-- Start --
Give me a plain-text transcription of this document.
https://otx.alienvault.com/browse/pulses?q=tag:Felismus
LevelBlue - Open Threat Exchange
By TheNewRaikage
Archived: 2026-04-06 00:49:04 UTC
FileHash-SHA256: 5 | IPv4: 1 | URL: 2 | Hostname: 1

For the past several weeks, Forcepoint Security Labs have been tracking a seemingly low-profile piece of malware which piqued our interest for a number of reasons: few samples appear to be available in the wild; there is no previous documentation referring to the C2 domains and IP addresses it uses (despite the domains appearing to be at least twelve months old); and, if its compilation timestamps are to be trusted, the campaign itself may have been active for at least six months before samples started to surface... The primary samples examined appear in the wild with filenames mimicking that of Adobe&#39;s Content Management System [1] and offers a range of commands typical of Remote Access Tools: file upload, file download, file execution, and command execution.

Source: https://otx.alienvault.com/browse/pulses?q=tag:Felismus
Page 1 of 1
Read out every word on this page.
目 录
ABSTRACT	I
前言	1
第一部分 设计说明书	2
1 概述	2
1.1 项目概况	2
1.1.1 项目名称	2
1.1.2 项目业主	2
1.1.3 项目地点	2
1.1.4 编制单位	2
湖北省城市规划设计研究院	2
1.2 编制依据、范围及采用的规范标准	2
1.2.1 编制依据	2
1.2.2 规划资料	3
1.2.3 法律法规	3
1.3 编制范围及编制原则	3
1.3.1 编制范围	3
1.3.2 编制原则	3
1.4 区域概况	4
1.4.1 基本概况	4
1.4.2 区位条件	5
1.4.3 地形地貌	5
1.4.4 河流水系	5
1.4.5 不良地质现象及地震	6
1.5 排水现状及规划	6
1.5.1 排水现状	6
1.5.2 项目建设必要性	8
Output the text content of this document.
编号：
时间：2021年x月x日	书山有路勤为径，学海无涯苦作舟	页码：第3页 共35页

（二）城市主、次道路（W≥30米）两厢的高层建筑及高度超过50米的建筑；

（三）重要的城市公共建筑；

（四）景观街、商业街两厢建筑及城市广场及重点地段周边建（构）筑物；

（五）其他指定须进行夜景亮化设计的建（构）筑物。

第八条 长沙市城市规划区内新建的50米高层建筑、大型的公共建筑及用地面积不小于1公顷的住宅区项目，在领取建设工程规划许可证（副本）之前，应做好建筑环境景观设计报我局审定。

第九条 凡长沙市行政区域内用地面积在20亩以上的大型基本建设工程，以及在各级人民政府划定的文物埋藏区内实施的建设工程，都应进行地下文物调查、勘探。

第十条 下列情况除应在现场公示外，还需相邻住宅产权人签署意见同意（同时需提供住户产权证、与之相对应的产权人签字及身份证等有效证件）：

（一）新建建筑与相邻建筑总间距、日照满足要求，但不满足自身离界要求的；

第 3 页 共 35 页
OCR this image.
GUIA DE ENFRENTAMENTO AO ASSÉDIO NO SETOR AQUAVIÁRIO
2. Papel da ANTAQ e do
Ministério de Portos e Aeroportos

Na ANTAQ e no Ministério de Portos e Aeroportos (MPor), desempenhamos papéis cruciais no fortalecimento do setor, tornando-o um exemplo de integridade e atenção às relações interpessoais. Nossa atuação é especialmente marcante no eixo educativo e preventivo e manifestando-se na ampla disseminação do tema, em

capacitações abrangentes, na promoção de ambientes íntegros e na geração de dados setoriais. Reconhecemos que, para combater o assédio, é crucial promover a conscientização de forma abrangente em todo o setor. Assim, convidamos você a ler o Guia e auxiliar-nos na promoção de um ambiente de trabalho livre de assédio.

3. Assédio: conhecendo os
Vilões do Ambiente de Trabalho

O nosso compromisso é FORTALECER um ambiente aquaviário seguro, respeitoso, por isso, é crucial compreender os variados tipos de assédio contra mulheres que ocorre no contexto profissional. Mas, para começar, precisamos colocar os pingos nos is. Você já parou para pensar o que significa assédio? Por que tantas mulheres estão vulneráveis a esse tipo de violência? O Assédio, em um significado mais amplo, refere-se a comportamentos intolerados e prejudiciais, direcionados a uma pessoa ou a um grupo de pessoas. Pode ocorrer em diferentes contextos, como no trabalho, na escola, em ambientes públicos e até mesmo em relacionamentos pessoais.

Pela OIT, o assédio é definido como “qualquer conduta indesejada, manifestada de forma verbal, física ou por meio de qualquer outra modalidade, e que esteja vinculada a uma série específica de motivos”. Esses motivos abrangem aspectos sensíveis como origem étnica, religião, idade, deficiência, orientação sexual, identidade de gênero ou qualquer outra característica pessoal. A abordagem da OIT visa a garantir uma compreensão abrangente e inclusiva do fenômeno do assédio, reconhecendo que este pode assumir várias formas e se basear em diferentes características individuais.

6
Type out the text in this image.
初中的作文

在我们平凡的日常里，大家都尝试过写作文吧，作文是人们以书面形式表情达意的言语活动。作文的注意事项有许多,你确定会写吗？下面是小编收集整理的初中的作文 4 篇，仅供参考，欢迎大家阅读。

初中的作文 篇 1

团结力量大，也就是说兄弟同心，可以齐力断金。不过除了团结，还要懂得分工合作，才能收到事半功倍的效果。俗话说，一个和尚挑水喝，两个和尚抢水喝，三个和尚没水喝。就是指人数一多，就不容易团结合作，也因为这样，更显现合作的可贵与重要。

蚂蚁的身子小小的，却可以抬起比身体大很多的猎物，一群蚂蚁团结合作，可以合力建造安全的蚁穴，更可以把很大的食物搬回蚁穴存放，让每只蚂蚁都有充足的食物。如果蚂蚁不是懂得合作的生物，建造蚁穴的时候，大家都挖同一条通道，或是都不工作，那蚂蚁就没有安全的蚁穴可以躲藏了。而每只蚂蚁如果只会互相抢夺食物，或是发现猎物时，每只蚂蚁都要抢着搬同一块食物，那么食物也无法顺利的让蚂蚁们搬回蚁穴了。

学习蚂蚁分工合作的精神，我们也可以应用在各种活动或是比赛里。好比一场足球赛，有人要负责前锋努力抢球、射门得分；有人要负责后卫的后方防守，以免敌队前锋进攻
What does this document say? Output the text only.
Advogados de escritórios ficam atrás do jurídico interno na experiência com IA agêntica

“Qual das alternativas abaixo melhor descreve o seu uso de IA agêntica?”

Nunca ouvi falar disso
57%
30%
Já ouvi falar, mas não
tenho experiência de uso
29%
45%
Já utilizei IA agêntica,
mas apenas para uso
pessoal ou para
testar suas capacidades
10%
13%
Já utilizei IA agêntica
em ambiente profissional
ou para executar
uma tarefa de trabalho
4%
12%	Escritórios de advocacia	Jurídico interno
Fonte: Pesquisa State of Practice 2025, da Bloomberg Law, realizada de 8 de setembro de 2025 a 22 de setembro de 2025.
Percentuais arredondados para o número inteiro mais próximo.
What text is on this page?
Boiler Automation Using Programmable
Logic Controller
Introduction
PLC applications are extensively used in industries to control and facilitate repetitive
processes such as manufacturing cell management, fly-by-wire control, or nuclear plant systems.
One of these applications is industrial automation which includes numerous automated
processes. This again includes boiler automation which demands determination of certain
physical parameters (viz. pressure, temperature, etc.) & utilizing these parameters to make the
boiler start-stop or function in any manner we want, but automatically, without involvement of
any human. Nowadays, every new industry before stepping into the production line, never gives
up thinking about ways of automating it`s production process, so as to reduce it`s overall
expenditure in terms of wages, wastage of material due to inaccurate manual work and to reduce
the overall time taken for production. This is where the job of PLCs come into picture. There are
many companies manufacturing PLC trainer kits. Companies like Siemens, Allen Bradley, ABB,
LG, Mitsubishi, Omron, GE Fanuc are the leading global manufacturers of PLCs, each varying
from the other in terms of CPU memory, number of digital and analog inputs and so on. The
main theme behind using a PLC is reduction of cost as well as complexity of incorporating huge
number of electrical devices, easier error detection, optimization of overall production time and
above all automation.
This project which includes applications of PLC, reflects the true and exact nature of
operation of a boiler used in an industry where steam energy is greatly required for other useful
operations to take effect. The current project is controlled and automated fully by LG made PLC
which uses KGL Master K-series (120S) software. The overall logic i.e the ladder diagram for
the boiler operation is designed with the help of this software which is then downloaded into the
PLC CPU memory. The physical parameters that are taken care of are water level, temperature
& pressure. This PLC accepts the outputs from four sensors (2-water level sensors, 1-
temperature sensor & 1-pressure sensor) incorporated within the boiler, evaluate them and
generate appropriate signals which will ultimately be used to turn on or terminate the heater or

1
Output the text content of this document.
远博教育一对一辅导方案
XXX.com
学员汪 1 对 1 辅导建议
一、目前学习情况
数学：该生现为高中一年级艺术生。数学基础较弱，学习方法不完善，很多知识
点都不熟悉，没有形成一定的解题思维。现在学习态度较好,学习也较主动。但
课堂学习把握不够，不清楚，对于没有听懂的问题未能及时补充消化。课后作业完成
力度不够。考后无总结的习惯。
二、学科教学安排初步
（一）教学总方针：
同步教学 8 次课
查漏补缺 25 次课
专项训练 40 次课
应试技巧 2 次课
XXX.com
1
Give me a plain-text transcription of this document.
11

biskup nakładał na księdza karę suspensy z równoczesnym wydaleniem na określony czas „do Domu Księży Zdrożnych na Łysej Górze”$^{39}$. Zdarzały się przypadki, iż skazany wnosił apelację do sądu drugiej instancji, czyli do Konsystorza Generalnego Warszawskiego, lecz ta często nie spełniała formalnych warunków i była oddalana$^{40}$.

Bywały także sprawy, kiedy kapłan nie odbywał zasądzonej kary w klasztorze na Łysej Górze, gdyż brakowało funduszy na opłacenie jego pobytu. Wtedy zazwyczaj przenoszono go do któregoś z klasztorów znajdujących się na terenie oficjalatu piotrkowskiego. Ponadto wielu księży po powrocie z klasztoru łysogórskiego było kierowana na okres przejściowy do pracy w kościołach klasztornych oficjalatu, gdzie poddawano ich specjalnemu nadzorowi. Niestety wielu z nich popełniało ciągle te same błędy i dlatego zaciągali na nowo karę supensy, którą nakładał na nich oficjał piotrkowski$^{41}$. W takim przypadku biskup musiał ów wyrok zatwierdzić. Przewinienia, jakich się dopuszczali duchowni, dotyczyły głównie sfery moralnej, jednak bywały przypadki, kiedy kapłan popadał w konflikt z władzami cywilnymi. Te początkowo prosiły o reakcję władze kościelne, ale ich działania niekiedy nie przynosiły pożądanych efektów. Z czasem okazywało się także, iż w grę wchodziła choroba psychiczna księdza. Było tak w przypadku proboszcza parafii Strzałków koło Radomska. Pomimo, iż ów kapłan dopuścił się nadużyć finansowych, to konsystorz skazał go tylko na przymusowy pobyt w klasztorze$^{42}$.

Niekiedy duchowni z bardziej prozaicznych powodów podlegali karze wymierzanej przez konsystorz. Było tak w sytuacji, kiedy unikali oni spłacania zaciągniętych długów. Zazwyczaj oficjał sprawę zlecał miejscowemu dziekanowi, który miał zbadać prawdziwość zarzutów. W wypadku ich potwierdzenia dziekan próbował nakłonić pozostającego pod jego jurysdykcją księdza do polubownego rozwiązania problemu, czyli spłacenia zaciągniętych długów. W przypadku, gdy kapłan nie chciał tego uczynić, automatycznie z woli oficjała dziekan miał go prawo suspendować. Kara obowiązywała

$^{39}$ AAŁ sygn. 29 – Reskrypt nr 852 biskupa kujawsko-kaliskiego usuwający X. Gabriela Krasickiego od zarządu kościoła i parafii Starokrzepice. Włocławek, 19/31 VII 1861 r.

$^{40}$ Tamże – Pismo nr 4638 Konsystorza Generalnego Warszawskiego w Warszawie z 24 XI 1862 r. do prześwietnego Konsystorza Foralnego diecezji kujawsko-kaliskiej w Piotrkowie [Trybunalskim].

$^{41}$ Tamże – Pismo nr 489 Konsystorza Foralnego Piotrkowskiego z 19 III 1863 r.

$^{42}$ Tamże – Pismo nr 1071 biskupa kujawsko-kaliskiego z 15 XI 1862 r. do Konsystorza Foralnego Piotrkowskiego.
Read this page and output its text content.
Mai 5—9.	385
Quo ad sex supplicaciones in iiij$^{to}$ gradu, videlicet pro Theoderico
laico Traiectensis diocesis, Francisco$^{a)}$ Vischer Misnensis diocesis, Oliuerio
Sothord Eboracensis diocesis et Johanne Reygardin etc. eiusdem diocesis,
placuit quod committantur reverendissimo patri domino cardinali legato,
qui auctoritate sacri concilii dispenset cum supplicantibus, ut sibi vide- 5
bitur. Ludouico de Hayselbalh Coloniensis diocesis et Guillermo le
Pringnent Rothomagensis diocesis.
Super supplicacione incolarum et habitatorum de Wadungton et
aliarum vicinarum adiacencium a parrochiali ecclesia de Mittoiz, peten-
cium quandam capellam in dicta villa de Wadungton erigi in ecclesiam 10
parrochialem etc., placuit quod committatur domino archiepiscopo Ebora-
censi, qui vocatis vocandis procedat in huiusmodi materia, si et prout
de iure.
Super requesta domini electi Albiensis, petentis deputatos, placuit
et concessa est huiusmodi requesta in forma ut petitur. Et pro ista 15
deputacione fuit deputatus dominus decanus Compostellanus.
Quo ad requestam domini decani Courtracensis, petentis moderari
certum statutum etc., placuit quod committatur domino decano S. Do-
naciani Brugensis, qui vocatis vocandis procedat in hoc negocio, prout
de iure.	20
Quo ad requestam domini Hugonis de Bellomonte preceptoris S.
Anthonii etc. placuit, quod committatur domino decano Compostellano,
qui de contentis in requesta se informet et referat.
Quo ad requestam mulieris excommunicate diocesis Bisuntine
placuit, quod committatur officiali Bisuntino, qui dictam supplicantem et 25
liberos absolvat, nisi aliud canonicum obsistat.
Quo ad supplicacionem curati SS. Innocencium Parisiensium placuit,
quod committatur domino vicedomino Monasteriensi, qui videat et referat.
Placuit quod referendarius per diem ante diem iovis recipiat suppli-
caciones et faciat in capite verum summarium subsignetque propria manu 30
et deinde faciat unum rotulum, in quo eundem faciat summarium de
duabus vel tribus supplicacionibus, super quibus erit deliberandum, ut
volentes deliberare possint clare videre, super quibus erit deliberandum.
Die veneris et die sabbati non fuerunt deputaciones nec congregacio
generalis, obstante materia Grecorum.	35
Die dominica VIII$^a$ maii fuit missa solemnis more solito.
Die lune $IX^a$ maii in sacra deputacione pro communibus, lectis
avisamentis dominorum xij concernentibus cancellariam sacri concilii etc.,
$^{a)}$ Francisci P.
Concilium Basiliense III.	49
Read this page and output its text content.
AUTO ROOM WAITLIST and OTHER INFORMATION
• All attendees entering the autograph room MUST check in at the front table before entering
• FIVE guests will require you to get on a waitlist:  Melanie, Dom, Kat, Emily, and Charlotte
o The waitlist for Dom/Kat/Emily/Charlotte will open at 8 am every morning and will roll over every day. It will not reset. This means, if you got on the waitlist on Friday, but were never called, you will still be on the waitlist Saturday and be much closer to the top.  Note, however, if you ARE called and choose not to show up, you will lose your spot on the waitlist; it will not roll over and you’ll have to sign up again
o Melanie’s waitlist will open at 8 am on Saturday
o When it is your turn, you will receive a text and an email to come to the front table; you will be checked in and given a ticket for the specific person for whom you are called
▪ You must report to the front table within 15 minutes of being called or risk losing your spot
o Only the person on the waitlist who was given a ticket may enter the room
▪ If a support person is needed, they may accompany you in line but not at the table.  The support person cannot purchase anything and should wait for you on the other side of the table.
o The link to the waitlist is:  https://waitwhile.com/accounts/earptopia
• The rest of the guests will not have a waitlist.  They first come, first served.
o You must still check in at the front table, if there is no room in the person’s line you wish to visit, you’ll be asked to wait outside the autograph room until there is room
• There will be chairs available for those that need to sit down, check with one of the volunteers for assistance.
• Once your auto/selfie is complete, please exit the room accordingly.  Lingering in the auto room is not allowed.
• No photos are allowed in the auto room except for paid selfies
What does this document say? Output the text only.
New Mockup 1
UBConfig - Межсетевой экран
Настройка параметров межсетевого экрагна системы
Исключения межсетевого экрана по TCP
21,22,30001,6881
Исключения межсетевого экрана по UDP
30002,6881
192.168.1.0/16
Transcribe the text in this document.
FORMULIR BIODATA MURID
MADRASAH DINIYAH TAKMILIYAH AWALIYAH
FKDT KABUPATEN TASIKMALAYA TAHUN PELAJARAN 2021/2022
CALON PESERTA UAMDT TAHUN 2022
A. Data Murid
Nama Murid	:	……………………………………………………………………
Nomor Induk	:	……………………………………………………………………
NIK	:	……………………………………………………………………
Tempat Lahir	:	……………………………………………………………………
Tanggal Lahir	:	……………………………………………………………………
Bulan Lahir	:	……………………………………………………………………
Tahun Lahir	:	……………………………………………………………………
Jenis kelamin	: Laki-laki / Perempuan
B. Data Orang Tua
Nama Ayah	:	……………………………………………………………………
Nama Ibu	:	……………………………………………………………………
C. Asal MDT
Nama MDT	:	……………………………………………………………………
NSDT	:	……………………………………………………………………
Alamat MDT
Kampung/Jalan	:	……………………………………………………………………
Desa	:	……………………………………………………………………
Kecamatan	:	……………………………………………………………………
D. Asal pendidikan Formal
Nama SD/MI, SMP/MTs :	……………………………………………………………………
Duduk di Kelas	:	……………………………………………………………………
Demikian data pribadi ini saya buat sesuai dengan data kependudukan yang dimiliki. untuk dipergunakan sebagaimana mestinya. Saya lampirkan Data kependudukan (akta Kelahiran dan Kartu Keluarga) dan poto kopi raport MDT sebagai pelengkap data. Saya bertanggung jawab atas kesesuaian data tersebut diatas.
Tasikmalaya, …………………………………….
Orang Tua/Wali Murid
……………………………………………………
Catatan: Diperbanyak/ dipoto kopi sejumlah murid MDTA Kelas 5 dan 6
-- End --
▶ [Written exercise]
Which lines include the word "table"? Copy every one of them.

▶ [Response to this exercise]
• All attendees entering the autograph room MUST check in at the front table before entering
o When it is your turn, you will receive a text and an email to come to the front table; you will be checked in and given a ticket for the specific person for whom you are called
▪ You must report to the front table within 15 minutes of being called or risk losing your spot
▪ If a support person is needed, they may accompany you in line but not at the table.  The support person cannot purchase anything and should wait for you on the other side of the table.
o You must still check in at the front table, if there is no room in the person’s line you wish to visit, you’ll be asked to wait outside the autograph room until there is room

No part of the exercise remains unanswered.